=== REQUEST ===
Identify the lines in the data below that contain "floor" and give only how many there are.

== AVAILABLE DATA

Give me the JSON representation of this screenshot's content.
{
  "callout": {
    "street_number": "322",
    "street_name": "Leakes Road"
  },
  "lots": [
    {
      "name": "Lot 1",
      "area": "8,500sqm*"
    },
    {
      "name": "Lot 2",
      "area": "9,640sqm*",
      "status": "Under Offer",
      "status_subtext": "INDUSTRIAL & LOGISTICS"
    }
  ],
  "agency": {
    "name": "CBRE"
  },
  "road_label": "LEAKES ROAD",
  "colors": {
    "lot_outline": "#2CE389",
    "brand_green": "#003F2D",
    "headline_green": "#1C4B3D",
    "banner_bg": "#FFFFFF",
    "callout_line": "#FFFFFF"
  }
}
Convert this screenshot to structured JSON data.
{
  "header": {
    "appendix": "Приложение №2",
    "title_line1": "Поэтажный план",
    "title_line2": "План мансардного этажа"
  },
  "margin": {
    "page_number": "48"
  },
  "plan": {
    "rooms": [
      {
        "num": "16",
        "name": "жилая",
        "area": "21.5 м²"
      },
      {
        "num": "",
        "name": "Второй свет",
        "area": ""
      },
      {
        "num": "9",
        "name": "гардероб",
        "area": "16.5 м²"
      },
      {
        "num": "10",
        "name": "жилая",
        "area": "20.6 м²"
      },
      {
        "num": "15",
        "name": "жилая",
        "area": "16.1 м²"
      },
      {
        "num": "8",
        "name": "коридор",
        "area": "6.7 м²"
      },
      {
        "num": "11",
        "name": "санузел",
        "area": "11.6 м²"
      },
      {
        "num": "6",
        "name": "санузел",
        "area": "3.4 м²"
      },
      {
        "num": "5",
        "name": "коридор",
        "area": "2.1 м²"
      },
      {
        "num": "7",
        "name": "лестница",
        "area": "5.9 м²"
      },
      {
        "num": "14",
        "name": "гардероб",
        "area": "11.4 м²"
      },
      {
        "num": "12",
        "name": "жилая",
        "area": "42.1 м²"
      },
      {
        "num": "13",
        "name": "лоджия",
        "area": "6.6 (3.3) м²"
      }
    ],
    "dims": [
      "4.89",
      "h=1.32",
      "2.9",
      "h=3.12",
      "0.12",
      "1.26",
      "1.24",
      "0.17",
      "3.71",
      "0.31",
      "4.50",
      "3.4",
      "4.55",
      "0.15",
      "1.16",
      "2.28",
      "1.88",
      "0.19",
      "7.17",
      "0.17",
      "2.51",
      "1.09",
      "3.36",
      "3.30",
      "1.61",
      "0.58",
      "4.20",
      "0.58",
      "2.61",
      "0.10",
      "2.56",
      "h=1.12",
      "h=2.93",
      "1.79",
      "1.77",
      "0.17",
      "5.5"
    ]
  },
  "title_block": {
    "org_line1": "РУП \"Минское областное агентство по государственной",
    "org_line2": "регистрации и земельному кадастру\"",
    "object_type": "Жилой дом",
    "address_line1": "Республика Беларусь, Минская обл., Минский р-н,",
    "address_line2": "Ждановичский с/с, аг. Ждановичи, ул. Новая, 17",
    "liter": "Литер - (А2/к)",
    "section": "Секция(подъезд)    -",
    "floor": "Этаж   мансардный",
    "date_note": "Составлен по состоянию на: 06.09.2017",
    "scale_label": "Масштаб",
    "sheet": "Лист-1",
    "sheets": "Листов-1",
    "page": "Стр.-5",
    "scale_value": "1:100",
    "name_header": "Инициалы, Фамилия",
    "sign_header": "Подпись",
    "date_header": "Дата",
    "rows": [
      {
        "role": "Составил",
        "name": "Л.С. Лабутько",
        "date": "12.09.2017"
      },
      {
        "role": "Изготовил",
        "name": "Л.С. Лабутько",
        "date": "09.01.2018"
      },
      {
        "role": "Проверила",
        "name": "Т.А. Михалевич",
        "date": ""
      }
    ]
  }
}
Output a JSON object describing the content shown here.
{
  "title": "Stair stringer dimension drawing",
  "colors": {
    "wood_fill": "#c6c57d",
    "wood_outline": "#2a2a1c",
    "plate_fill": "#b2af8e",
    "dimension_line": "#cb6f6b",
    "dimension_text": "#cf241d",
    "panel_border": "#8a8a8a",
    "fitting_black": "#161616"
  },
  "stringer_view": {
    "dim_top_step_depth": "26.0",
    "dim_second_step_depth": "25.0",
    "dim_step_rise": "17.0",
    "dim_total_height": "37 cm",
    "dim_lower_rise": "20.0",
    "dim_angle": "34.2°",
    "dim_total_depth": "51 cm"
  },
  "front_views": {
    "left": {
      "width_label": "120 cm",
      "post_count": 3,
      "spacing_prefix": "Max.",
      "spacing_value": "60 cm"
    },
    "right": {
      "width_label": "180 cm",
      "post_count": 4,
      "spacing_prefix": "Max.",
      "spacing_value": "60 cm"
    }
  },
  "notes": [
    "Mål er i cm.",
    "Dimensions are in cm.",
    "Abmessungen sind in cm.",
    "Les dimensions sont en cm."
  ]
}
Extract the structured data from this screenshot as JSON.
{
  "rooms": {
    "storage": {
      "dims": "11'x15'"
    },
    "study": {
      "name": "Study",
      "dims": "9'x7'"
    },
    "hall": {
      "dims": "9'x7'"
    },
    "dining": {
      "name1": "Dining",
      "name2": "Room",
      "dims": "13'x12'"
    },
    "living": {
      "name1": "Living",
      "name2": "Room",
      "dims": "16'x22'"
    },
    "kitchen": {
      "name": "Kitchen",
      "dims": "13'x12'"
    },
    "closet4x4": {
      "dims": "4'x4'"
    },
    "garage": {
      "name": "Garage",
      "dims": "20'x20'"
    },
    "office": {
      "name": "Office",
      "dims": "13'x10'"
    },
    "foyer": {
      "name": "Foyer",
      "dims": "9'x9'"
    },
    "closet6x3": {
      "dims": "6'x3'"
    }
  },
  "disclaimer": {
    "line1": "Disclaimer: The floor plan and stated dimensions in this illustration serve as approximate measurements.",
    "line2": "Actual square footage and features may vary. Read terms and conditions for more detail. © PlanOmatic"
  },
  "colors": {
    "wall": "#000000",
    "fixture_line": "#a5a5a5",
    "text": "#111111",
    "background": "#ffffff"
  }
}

====

=== RESPONSE TO THE EXERCISE ===
2